Problem statement ▸ All of the material below is to be restated word for word, apart from the pictures.
— BEGIN Supplied data —
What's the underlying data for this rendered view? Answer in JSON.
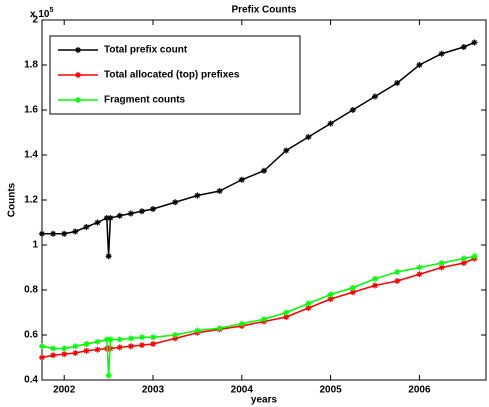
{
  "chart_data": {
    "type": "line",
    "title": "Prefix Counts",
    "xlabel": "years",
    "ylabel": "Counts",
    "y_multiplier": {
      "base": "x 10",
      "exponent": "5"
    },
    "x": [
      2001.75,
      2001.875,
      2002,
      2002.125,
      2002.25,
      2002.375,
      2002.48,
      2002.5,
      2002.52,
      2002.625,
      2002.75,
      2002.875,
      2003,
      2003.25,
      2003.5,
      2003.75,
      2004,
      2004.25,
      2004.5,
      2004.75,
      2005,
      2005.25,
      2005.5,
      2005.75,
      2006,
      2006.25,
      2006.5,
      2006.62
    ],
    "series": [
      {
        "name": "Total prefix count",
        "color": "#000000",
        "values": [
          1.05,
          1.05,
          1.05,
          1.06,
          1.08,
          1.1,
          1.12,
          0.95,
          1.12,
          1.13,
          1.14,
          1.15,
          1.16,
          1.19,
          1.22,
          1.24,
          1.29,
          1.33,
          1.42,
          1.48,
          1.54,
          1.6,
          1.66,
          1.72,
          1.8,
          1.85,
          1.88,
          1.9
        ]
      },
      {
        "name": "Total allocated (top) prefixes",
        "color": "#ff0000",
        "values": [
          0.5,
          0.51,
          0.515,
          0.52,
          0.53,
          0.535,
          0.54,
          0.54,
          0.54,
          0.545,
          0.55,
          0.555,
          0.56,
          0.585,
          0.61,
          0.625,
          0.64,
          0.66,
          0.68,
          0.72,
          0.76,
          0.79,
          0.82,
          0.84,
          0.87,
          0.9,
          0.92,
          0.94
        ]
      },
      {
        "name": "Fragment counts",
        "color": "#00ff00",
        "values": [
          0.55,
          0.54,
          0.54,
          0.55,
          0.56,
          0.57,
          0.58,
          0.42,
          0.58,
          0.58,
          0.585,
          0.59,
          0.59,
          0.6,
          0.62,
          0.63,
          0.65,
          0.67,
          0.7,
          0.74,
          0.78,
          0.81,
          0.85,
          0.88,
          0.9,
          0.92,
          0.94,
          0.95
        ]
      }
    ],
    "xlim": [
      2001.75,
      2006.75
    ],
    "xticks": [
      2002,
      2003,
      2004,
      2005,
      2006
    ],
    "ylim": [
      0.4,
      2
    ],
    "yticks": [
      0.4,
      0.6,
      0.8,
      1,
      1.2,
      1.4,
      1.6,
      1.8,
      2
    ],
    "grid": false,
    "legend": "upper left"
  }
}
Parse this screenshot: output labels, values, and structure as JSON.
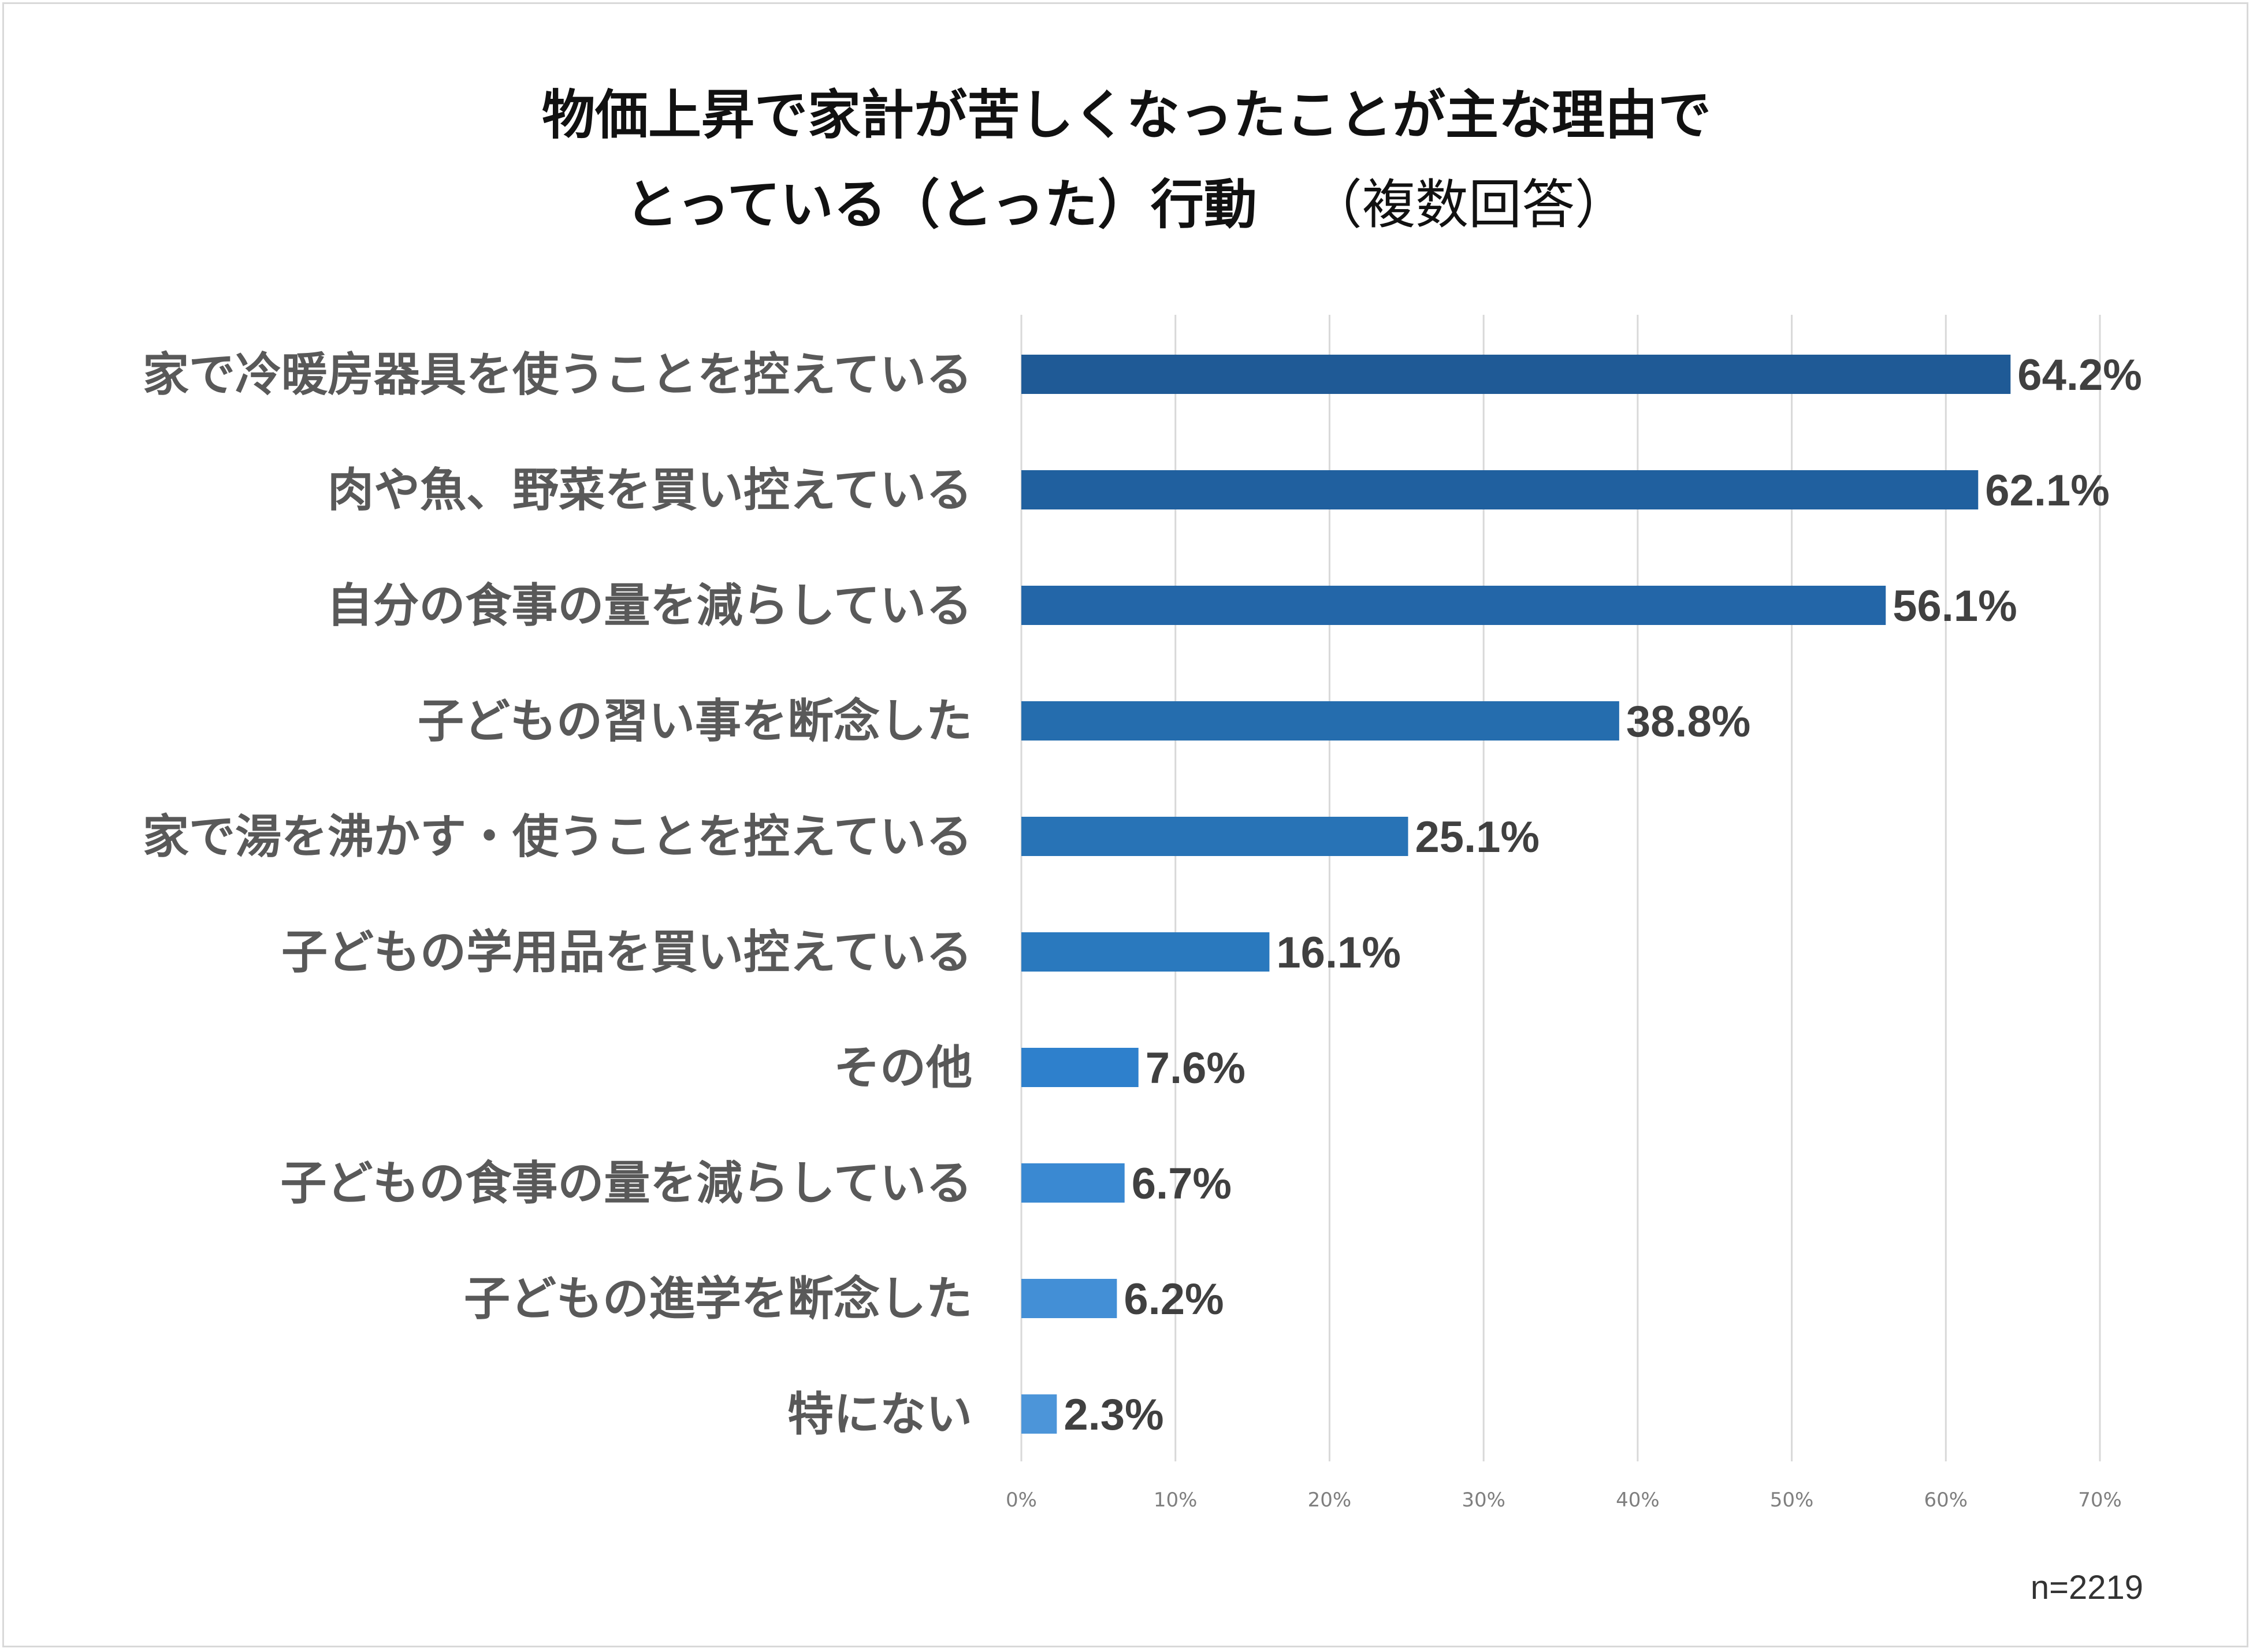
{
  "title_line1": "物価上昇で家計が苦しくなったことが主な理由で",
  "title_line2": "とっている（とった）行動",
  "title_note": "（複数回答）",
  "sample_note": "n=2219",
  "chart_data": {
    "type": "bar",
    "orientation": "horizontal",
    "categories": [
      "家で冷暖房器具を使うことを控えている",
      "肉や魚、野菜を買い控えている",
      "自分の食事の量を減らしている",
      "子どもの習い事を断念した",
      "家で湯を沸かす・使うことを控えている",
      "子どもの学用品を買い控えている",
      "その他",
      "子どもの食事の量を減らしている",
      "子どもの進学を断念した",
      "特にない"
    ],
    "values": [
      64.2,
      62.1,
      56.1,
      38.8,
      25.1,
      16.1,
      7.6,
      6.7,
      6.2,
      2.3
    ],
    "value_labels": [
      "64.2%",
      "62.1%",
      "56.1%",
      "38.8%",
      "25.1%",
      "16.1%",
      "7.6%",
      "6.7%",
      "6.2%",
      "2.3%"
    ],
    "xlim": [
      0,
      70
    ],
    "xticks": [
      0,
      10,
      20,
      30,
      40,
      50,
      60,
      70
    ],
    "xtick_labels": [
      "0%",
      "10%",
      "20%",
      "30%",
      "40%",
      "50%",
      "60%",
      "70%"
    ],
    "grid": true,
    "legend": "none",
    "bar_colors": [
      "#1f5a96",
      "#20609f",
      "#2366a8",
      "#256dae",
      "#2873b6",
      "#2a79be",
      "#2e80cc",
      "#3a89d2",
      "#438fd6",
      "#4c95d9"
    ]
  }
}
— END Supplied data —
The result ▸
What's the underlying data for this rendered view? Answer in JSON.
{
  "chart_data": {
    "type": "line",
    "title": "Prefix Counts",
    "xlabel": "years",
    "ylabel": "Counts",
    "y_multiplier": {
      "base": "x 10",
      "exponent": "5"
    },
    "x": [
      2001.75,
      2001.875,
      2002,
      2002.125,
      2002.25,
      2002.375,
      2002.48,
      2002.5,
      2002.52,
      2002.625,
      2002.75,
      2002.875,
      2003,
      2003.25,
      2003.5,
      2003.75,
      2004,
      2004.25,
      2004.5,
      2004.75,
      2005,
      2005.25,
      2005.5,
      2005.75,
      2006,
      2006.25,
      2006.5,
      2006.62
    ],
    "series": [
      {
        "name": "Total prefix count",
        "color": "#000000",
        "values": [
          1.05,
          1.05,
          1.05,
          1.06,
          1.08,
          1.1,
          1.12,
          0.95,
          1.12,
          1.13,
          1.14,
          1.15,
          1.16,
          1.19,
          1.22,
          1.24,
          1.29,
          1.33,
          1.42,
          1.48,
          1.54,
          1.6,
          1.66,
          1.72,
          1.8,
          1.85,
          1.88,
          1.9
        ]
      },
      {
        "name": "Total allocated (top) prefixes",
        "color": "#ff0000",
        "values": [
          0.5,
          0.51,
          0.515,
          0.52,
          0.53,
          0.535,
          0.54,
          0.54,
          0.54,
          0.545,
          0.55,
          0.555,
          0.56,
          0.585,
          0.61,
          0.625,
          0.64,
          0.66,
          0.68,
          0.72,
          0.76,
          0.79,
          0.82,
          0.84,
          0.87,
          0.9,
          0.92,
          0.94
        ]
      },
      {
        "name": "Fragment counts",
        "color": "#00ff00",
        "values": [
          0.55,
          0.54,
          0.54,
          0.55,
          0.56,
          0.57,
          0.58,
          0.42,
          0.58,
          0.58,
          0.585,
          0.59,
          0.59,
          0.6,
          0.62,
          0.63,
          0.65,
          0.67,
          0.7,
          0.74,
          0.78,
          0.81,
          0.85,
          0.88,
          0.9,
          0.92,
          0.94,
          0.95
        ]
      }
    ],
    "xlim": [
      2001.75,
      2006.75
    ],
    "xticks": [
      2002,
      2003,
      2004,
      2005,
      2006
    ],
    "ylim": [
      0.4,
      2
    ],
    "yticks": [
      0.4,
      0.6,
      0.8,
      1,
      1.2,
      1.4,
      1.6,
      1.8,
      2
    ],
    "grid": false,
    "legend": "upper left"
  }
}
Parse this screenshot: output labels, values, and structure as JSON.
{
  "title_line1": "物価上昇で家計が苦しくなったことが主な理由で",
  "title_line2": "とっている（とった）行動",
  "title_note": "（複数回答）",
  "sample_note": "n=2219",
  "chart_data": {
    "type": "bar",
    "orientation": "horizontal",
    "categories": [
      "家で冷暖房器具を使うことを控えている",
      "肉や魚、野菜を買い控えている",
      "自分の食事の量を減らしている",
      "子どもの習い事を断念した",
      "家で湯を沸かす・使うことを控えている",
      "子どもの学用品を買い控えている",
      "その他",
      "子どもの食事の量を減らしている",
      "子どもの進学を断念した",
      "特にない"
    ],
    "values": [
      64.2,
      62.1,
      56.1,
      38.8,
      25.1,
      16.1,
      7.6,
      6.7,
      6.2,
      2.3
    ],
    "value_labels": [
      "64.2%",
      "62.1%",
      "56.1%",
      "38.8%",
      "25.1%",
      "16.1%",
      "7.6%",
      "6.7%",
      "6.2%",
      "2.3%"
    ],
    "xlim": [
      0,
      70
    ],
    "xticks": [
      0,
      10,
      20,
      30,
      40,
      50,
      60,
      70
    ],
    "xtick_labels": [
      "0%",
      "10%",
      "20%",
      "30%",
      "40%",
      "50%",
      "60%",
      "70%"
    ],
    "grid": true,
    "legend": "none",
    "bar_colors": [
      "#1f5a96",
      "#20609f",
      "#2366a8",
      "#256dae",
      "#2873b6",
      "#2a79be",
      "#2e80cc",
      "#3a89d2",
      "#438fd6",
      "#4c95d9"
    ]
  }
}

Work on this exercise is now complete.